Data for processing:

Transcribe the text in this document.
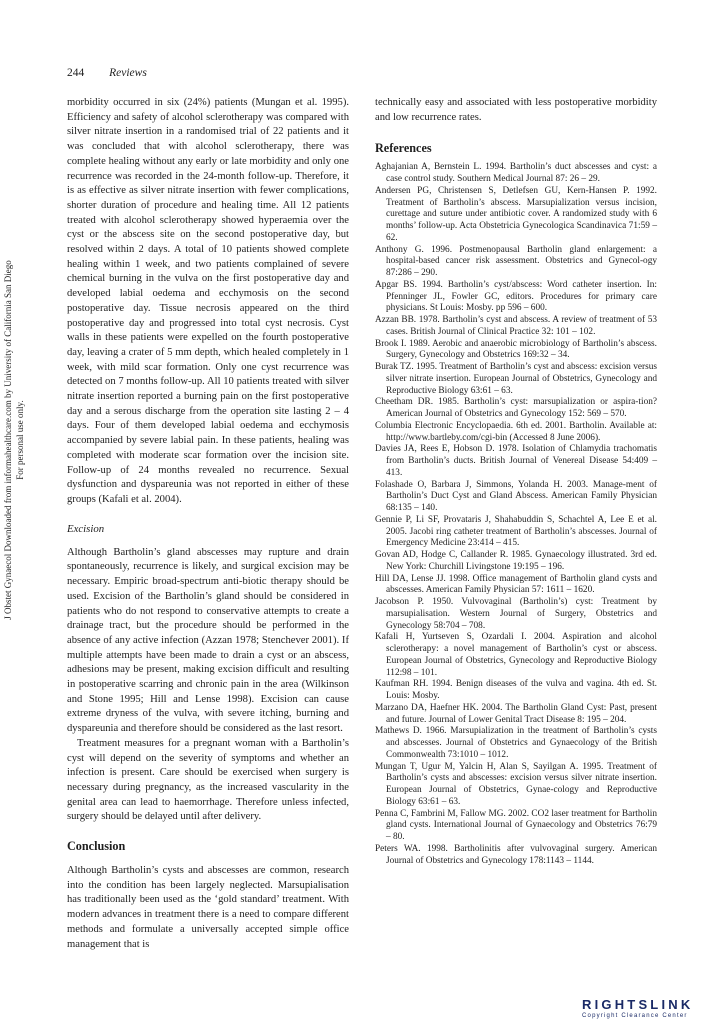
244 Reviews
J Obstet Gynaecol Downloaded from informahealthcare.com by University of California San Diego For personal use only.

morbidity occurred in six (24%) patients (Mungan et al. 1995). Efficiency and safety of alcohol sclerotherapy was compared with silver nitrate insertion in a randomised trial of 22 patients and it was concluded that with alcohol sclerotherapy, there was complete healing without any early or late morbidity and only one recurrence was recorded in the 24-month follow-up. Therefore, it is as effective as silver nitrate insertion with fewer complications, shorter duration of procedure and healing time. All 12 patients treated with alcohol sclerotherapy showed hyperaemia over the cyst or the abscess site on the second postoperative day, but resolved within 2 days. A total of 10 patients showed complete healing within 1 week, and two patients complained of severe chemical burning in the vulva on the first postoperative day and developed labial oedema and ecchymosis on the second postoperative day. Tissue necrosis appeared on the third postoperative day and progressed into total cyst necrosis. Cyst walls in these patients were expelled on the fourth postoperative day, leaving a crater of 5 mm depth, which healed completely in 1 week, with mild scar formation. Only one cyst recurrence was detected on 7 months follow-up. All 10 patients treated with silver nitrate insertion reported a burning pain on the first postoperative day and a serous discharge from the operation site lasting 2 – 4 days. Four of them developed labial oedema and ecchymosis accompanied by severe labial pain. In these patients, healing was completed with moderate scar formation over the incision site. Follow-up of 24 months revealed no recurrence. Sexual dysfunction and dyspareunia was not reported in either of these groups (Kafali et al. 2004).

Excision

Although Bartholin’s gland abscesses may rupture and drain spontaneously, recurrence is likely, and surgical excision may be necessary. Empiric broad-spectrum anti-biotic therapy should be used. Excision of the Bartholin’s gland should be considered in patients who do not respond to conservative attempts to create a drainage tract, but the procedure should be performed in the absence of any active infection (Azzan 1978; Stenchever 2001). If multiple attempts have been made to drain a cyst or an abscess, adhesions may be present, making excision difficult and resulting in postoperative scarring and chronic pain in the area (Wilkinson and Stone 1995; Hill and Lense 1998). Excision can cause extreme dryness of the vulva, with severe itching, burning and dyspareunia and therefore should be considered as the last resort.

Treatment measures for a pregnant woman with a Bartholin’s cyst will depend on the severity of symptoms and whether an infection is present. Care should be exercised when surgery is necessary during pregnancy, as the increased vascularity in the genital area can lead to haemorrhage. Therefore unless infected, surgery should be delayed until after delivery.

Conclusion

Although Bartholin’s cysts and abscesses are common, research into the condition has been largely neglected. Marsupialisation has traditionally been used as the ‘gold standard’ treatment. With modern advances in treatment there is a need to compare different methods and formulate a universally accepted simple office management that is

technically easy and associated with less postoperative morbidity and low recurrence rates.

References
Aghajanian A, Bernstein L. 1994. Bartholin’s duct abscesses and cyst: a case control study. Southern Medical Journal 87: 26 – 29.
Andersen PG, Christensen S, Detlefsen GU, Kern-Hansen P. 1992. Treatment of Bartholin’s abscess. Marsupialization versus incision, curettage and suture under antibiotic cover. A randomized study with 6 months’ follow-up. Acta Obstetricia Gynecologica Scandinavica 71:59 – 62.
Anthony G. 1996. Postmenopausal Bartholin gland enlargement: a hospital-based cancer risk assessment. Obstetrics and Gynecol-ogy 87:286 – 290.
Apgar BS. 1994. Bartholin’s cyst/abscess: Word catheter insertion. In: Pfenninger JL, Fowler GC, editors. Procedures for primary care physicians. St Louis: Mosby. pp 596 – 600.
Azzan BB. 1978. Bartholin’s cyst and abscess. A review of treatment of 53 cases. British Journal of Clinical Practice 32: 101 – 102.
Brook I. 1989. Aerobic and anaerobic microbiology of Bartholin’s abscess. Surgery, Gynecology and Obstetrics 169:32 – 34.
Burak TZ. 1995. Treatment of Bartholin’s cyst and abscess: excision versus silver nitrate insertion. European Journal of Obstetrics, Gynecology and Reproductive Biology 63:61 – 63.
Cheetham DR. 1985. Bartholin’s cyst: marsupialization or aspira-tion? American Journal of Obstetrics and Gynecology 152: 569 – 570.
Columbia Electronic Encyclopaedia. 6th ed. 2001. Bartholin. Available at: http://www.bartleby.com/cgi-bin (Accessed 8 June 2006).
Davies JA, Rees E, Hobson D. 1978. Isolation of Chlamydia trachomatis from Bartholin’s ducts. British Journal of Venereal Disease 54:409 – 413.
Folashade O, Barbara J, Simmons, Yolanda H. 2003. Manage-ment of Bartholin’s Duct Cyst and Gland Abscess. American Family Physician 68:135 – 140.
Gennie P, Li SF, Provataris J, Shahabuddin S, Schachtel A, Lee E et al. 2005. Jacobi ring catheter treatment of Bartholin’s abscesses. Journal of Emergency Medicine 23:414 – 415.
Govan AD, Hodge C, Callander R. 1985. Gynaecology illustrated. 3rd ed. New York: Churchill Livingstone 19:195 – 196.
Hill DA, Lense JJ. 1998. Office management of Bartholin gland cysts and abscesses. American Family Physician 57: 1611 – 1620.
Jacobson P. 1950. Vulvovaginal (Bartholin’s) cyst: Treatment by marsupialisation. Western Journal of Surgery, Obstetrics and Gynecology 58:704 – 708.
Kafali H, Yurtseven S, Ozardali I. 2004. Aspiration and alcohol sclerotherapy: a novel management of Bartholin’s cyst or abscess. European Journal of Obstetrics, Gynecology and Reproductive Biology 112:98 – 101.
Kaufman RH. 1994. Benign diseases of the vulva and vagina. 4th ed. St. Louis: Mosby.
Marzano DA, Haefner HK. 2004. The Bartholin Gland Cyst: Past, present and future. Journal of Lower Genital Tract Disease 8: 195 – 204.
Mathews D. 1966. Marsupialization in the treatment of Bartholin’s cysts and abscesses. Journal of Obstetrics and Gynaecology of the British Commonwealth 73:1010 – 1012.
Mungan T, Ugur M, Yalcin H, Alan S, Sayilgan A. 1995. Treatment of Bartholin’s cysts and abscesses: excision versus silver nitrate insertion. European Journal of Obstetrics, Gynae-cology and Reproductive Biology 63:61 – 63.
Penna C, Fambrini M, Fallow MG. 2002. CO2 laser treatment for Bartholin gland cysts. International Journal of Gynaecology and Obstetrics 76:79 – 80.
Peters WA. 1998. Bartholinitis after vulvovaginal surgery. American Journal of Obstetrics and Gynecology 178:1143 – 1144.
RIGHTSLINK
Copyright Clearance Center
--
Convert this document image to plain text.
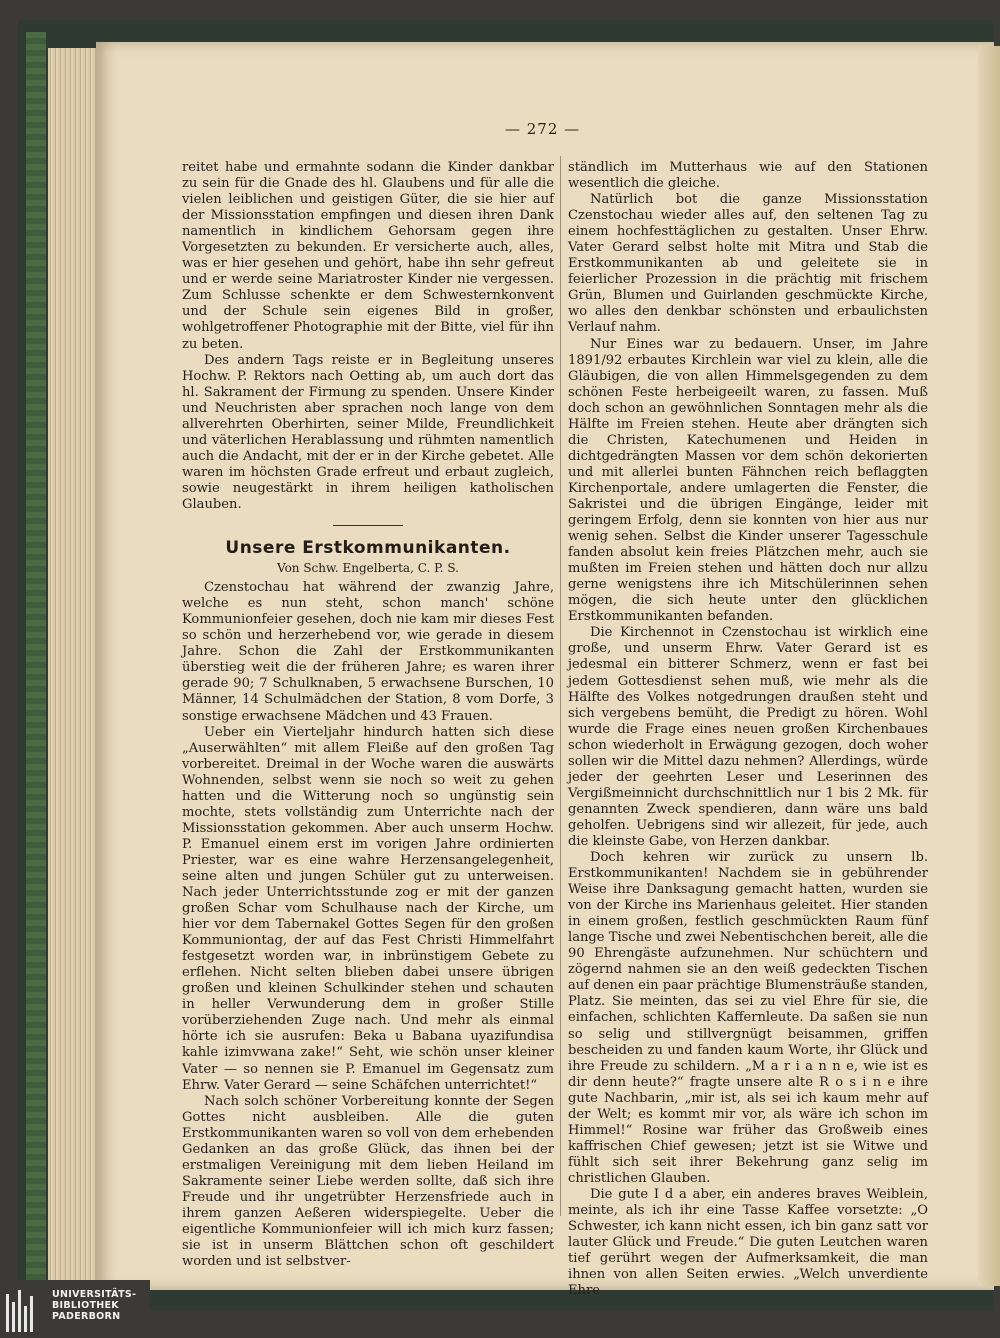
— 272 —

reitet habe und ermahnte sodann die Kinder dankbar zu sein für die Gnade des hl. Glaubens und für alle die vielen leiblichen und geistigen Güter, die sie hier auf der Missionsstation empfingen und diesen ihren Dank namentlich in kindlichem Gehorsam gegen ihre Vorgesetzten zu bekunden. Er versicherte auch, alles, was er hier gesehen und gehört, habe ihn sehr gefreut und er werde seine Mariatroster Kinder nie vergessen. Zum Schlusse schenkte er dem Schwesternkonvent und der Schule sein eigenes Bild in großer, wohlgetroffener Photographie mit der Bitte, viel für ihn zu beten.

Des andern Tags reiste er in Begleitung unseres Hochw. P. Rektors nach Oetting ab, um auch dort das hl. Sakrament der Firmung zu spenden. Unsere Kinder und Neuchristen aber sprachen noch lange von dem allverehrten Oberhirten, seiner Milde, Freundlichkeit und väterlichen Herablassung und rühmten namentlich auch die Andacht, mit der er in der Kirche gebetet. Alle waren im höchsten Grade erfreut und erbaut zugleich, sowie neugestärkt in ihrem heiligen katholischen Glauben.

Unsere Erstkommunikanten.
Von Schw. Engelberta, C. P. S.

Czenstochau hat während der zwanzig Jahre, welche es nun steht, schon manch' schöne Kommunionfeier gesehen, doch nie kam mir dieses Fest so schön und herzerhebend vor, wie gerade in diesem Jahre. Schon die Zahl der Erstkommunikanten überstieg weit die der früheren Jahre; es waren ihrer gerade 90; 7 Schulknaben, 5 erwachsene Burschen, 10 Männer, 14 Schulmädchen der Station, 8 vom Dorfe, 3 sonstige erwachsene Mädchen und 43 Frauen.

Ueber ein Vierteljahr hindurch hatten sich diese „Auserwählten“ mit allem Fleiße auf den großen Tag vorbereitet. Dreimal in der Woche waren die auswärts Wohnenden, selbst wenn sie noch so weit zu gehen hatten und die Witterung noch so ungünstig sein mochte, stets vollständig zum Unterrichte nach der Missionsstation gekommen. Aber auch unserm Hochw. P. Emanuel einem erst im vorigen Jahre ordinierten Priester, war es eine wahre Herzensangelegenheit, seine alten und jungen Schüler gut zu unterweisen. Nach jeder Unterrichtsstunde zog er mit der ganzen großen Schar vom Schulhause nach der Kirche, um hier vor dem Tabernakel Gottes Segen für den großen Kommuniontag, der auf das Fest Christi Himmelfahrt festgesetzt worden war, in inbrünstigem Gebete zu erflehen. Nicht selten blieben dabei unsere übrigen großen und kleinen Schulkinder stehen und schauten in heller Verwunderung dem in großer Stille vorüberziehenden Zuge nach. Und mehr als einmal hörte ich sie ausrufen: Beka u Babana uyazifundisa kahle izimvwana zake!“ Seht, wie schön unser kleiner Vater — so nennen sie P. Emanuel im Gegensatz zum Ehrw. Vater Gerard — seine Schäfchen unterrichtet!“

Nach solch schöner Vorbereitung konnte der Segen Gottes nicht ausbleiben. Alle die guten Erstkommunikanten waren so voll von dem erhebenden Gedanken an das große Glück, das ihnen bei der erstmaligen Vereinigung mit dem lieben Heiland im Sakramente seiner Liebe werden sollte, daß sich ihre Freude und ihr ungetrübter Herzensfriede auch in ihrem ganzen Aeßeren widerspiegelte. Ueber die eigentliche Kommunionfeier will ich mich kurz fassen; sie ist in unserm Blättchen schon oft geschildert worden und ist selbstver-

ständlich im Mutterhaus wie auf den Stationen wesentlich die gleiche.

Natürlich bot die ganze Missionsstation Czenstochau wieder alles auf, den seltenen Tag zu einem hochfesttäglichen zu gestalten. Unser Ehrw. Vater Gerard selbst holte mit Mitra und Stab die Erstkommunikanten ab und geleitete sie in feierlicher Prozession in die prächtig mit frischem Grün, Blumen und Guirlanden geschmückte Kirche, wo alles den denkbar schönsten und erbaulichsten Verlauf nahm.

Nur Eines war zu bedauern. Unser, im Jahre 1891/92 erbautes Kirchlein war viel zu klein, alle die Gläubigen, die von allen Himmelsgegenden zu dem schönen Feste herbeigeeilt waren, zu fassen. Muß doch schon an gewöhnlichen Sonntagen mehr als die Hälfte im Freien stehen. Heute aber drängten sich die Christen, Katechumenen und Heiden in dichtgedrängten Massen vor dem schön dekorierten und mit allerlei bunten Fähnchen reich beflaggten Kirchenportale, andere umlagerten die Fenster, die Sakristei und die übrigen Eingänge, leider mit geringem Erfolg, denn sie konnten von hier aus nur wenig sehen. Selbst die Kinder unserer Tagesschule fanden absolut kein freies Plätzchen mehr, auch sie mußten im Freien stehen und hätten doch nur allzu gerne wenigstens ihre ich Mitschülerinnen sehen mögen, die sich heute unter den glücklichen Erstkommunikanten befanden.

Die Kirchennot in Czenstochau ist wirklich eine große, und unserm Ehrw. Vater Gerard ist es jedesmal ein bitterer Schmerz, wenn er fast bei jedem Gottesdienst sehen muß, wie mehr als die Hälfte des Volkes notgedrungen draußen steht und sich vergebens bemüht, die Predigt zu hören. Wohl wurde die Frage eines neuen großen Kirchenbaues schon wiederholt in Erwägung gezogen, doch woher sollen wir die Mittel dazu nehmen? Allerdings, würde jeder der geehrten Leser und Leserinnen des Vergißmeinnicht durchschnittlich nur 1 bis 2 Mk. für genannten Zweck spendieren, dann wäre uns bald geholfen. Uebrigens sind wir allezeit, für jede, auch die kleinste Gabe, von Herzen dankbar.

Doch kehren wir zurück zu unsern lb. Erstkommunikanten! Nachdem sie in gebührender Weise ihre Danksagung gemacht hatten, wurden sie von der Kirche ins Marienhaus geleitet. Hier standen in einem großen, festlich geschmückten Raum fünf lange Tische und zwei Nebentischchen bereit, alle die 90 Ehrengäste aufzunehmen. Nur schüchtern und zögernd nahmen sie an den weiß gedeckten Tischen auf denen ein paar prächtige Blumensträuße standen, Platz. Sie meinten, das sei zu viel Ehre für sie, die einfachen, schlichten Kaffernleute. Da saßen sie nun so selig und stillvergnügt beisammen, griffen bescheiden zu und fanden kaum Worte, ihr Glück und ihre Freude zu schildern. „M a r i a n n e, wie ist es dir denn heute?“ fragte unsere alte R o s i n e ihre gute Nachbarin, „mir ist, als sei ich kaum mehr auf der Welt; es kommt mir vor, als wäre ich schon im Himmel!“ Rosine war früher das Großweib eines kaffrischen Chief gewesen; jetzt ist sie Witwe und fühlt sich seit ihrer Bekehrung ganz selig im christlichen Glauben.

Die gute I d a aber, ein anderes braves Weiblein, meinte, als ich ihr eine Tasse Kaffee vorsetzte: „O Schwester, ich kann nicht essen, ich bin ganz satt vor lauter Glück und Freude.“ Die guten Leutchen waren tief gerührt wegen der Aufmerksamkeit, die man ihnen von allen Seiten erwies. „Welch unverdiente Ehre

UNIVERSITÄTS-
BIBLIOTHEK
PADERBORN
...
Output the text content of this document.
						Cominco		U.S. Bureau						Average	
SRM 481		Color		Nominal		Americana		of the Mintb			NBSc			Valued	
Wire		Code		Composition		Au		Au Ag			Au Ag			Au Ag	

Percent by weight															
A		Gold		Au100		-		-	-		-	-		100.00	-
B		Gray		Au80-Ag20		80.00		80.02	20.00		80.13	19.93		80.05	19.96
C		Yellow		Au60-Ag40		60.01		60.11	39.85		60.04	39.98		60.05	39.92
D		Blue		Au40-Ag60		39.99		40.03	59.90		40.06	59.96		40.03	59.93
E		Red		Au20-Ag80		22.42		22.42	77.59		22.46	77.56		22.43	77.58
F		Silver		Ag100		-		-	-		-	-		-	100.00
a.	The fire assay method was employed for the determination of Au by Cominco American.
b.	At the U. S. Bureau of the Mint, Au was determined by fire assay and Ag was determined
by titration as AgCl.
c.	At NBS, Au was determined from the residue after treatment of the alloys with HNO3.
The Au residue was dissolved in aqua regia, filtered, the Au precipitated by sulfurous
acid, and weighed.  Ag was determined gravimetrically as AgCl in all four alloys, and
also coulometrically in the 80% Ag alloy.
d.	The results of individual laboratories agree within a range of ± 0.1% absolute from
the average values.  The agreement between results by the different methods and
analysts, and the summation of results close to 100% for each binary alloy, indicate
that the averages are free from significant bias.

Task requirements: Lines with "infection" in them are what the answer must contain; copy each from the records above.

Solution to this task:
Although Bartholin’s gland abscesses may rupture and drain spontaneously, recurrence is likely, and surgical excision may be necessary. Empiric broad-spectrum anti-biotic therapy should be used. Excision of the Bartholin’s gland should be considered in patients who do not respond to conservative attempts to create a drainage tract, but the procedure should be performed in the absence of any active infection (Azzan 1978; Stenchever 2001). If multiple attempts have been made to drain a cyst or an abscess, adhesions may be present, making excision difficult and resulting in postoperative scarring and chronic pain in the area (Wilkinson and Stone 1995; Hill and Lense 1998). Excision can cause extreme dryness of the vulva, with severe itching, burning and dyspareunia and therefore should be considered as the last resort.
Treatment measures for a pregnant woman with a Bartholin’s cyst will depend on the severity of symptoms and whether an infection is present. Care should be exercised when surgery is necessary during pregnancy, as the increased vascularity in the genital area can lead to haemorrhage. Therefore unless infected, surgery should be delayed until after delivery.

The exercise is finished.